===== DATA FOR THE TASK =====
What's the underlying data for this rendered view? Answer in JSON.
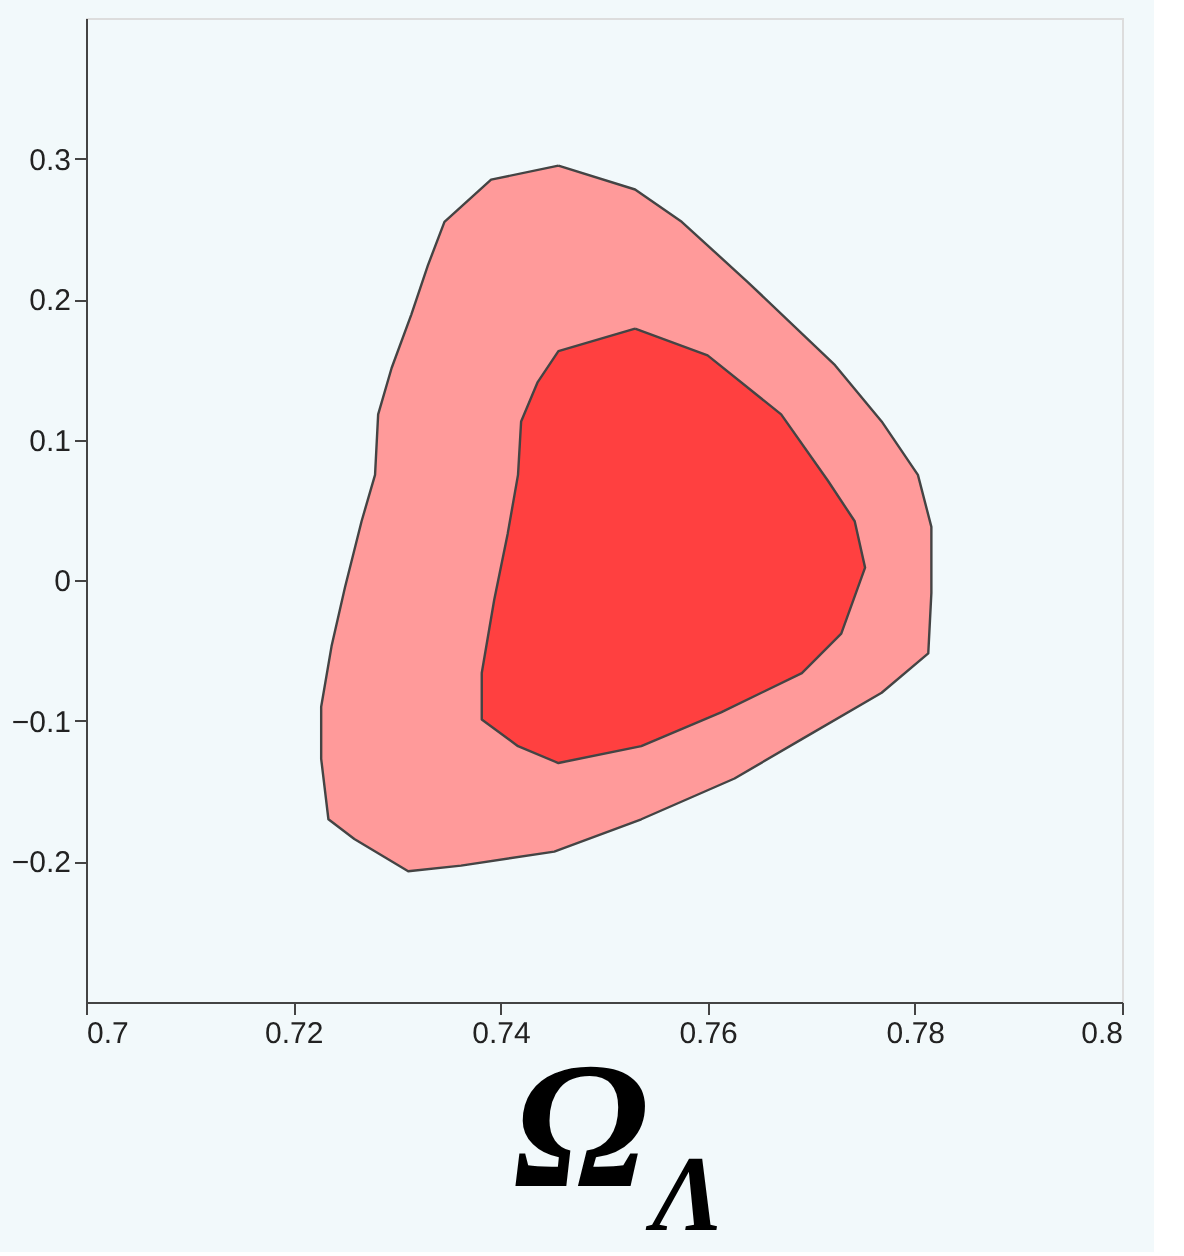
{
  "chart_data": {
    "type": "area",
    "xlabel": "Ω$_{Λ}$",
    "xlim": [
      0.7,
      0.8
    ],
    "ylim": [
      -0.3,
      0.4
    ],
    "xticks": [
      0.7,
      0.72,
      0.74,
      0.76,
      0.78,
      0.8
    ],
    "yticks": [
      -0.2,
      -0.1,
      0,
      0.1,
      0.2,
      0.3
    ],
    "grid": false,
    "series": [
      {
        "color": "#ff9a9a",
        "x": [
          0.7456,
          0.7391,
          0.7346,
          0.733,
          0.7314,
          0.7295,
          0.7282,
          0.7279,
          0.7266,
          0.725,
          0.7237,
          0.7227,
          0.7227,
          0.7234,
          0.7259,
          0.7311,
          0.7362,
          0.7452,
          0.7536,
          0.7626,
          0.7691,
          0.7768,
          0.7813,
          0.7816,
          0.7816,
          0.7803,
          0.7768,
          0.7723,
          0.7639,
          0.7575,
          0.753
        ],
        "values": [
          0.295,
          0.285,
          0.255,
          0.224,
          0.189,
          0.151,
          0.118,
          0.075,
          0.042,
          -0.005,
          -0.047,
          -0.09,
          -0.127,
          -0.17,
          -0.184,
          -0.207,
          -0.203,
          -0.193,
          -0.17,
          -0.141,
          -0.113,
          -0.08,
          -0.052,
          -0.009,
          0.038,
          0.075,
          0.113,
          0.153,
          0.212,
          0.255,
          0.278
        ]
      },
      {
        "color": "#ff4040",
        "x": [
          0.753,
          0.7456,
          0.7436,
          0.742,
          0.7417,
          0.7407,
          0.7394,
          0.7382,
          0.7382,
          0.7417,
          0.7456,
          0.7536,
          0.7613,
          0.7691,
          0.7729,
          0.7752,
          0.7742,
          0.7716,
          0.7671,
          0.76
        ],
        "values": [
          0.179,
          0.163,
          0.141,
          0.113,
          0.075,
          0.033,
          -0.014,
          -0.066,
          -0.099,
          -0.118,
          -0.13,
          -0.118,
          -0.094,
          -0.066,
          -0.038,
          0.009,
          0.042,
          0.071,
          0.118,
          0.16
        ]
      }
    ]
  }
}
=====
Exclude the pictures and repeat every other part of the records word for word.

What's the underlying data for this rendered view? Answer in JSON.
{
  "chart_data": {
    "type": "area",
    "xlabel": "Ω$_{Λ}$",
    "xlim": [
      0.7,
      0.8
    ],
    "ylim": [
      -0.3,
      0.4
    ],
    "xticks": [
      0.7,
      0.72,
      0.74,
      0.76,
      0.78,
      0.8
    ],
    "yticks": [
      -0.2,
      -0.1,
      0,
      0.1,
      0.2,
      0.3
    ],
    "grid": false,
    "series": [
      {
        "color": "#ff9a9a",
        "x": [
          0.7456,
          0.7391,
          0.7346,
          0.733,
          0.7314,
          0.7295,
          0.7282,
          0.7279,
          0.7266,
          0.725,
          0.7237,
          0.7227,
          0.7227,
          0.7234,
          0.7259,
          0.7311,
          0.7362,
          0.7452,
          0.7536,
          0.7626,
          0.7691,
          0.7768,
          0.7813,
          0.7816,
          0.7816,
          0.7803,
          0.7768,
          0.7723,
          0.7639,
          0.7575,
          0.753
        ],
        "values": [
          0.295,
          0.285,
          0.255,
          0.224,
          0.189,
          0.151,
          0.118,
          0.075,
          0.042,
          -0.005,
          -0.047,
          -0.09,
          -0.127,
          -0.17,
          -0.184,
          -0.207,
          -0.203,
          -0.193,
          -0.17,
          -0.141,
          -0.113,
          -0.08,
          -0.052,
          -0.009,
          0.038,
          0.075,
          0.113,
          0.153,
          0.212,
          0.255,
          0.278
        ]
      },
      {
        "color": "#ff4040",
        "x": [
          0.753,
          0.7456,
          0.7436,
          0.742,
          0.7417,
          0.7407,
          0.7394,
          0.7382,
          0.7382,
          0.7417,
          0.7456,
          0.7536,
          0.7613,
          0.7691,
          0.7729,
          0.7752,
          0.7742,
          0.7716,
          0.7671,
          0.76
        ],
        "values": [
          0.179,
          0.163,
          0.141,
          0.113,
          0.075,
          0.033,
          -0.014,
          -0.066,
          -0.099,
          -0.118,
          -0.13,
          -0.118,
          -0.094,
          -0.066,
          -0.038,
          0.009,
          0.042,
          0.071,
          0.118,
          0.16
        ]
      }
    ]
  }
}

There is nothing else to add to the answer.